**Goals**
1. List the topics that the Donnovan Bennett interview says his sports work covers.
2. Transcribe the lines of the entries from the one containing "heatmap-cell [863,470,878,492]" through the one containing "heatmap-cell [616,490,630,512]", both included.

start Supplied text

So Much More - Donnovan Bennett

"[Black history] should be in the fabric of our education system. Black history is Canadian history."

Donnovan Bennett is a writer, producer and host for TV and radio for Sportsnet. His work in sports covers race, politics, gender and pop culture and when reading, listening or watching any of his stories you know immediately that they come from a deeply personal place. A strong leader, advocate and role model in every aspect, Donnovan and his work play a key role in journalism as a whole.

When did you first make the decision to get into sports journalism? What drove you to do so?

DB: I wanted to be in sports journalism as long as I could remember. If I wasn’t playing sports, I was watching sports. Every school assignment or paper I ever did I found a way to tie to sports. I wasn’t good enough to do anything else so when the dream of playing sports died covering sports was the goal.

Is there a particular journalist that has influenced you in your career?

DB: The mentorship of Duane Forde. The example of Cabral Richards. I’m not in the industry or surviving in it if not for them being an example for me and investing in me.

As a Black sports journalist, do you feel pressure to pitch stories that focus on race?

end Supplied text
start Material for this exercise

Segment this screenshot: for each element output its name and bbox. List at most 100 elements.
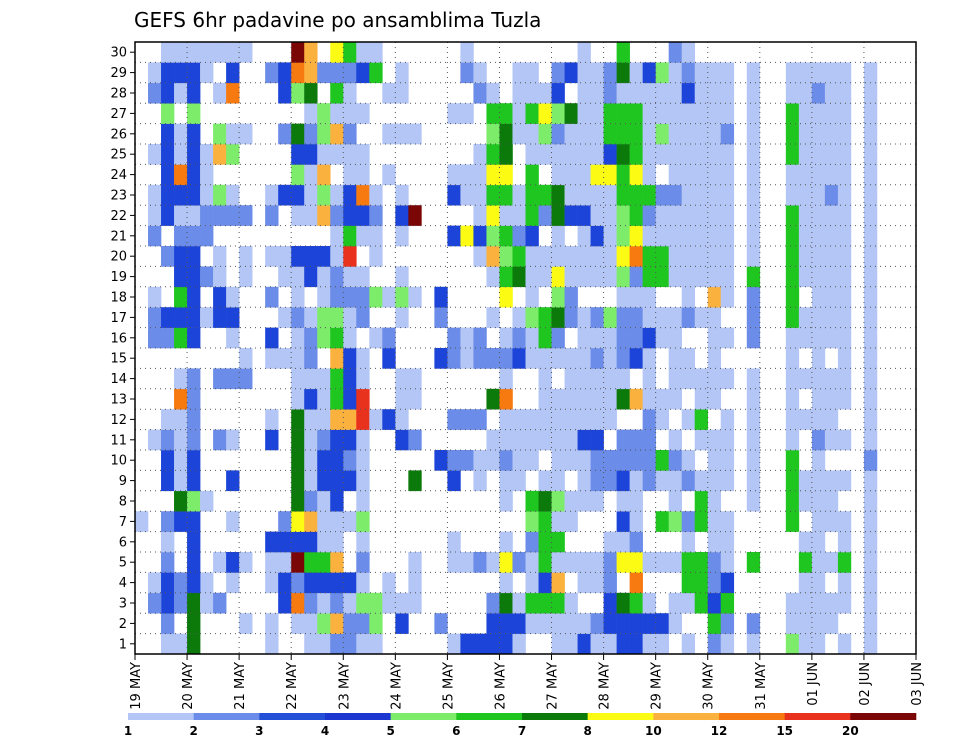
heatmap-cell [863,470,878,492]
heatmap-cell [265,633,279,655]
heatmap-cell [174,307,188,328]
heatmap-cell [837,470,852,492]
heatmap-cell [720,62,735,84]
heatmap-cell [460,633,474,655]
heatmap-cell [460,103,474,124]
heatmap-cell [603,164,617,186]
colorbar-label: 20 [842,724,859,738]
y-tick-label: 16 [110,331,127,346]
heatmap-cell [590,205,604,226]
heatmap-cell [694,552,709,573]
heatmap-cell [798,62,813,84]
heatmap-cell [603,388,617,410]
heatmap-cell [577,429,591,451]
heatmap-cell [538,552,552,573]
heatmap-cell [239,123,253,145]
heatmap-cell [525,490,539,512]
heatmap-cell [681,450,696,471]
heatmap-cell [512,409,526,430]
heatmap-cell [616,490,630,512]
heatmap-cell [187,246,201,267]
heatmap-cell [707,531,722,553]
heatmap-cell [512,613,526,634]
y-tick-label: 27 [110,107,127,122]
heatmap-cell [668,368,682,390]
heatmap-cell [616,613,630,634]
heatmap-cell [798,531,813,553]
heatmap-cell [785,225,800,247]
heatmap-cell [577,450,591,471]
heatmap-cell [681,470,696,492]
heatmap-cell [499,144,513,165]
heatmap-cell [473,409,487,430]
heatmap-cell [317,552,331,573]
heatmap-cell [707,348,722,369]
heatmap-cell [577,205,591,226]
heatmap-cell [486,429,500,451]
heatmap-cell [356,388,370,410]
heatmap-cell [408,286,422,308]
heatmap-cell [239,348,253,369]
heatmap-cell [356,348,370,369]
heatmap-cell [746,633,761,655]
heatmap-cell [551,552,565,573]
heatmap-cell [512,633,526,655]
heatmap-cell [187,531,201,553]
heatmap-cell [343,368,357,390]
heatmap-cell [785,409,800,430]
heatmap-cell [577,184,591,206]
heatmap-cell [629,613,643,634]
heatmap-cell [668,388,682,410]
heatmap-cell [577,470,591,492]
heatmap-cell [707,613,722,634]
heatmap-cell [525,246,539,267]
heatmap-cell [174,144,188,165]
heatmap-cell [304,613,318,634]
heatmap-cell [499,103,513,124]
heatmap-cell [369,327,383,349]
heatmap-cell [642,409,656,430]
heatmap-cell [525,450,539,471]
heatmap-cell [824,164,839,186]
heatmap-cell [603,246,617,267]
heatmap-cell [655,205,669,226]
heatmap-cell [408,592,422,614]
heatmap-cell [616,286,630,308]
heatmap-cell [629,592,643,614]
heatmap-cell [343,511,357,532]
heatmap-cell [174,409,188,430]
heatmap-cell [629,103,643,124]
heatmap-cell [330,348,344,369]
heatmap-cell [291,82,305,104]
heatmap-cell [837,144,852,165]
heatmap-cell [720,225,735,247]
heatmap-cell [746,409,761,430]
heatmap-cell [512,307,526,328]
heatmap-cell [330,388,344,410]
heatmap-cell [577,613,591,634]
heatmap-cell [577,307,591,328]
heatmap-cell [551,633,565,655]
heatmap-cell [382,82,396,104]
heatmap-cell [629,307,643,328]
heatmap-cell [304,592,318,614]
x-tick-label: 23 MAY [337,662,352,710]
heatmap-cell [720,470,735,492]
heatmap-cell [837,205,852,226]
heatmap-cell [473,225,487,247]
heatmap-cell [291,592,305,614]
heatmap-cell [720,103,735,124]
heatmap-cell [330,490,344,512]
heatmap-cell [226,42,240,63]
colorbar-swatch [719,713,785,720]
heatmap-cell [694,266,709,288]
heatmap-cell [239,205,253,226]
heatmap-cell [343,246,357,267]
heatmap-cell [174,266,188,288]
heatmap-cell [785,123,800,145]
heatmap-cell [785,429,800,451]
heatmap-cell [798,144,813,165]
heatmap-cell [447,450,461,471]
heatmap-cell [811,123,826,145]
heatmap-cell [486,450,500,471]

end Material for this exercise

**Answers to the exercises**
1. race, politics, gender, pop culture

2.
heatmap-cell [863,470,878,492]
heatmap-cell [265,633,279,655]
heatmap-cell [174,307,188,328]
heatmap-cell [837,470,852,492]
heatmap-cell [720,62,735,84]
heatmap-cell [460,633,474,655]
heatmap-cell [460,103,474,124]
heatmap-cell [603,164,617,186]
colorbar-label: 20 [842,724,859,738]
y-tick-label: 16 [110,331,127,346]
heatmap-cell [590,205,604,226]
heatmap-cell [694,552,709,573]
heatmap-cell [798,62,813,84]
heatmap-cell [603,388,617,410]
heatmap-cell [577,429,591,451]
heatmap-cell [538,552,552,573]
heatmap-cell [239,123,253,145]
heatmap-cell [525,490,539,512]
heatmap-cell [681,450,696,471]
heatmap-cell [512,409,526,430]
heatmap-cell [616,490,630,512]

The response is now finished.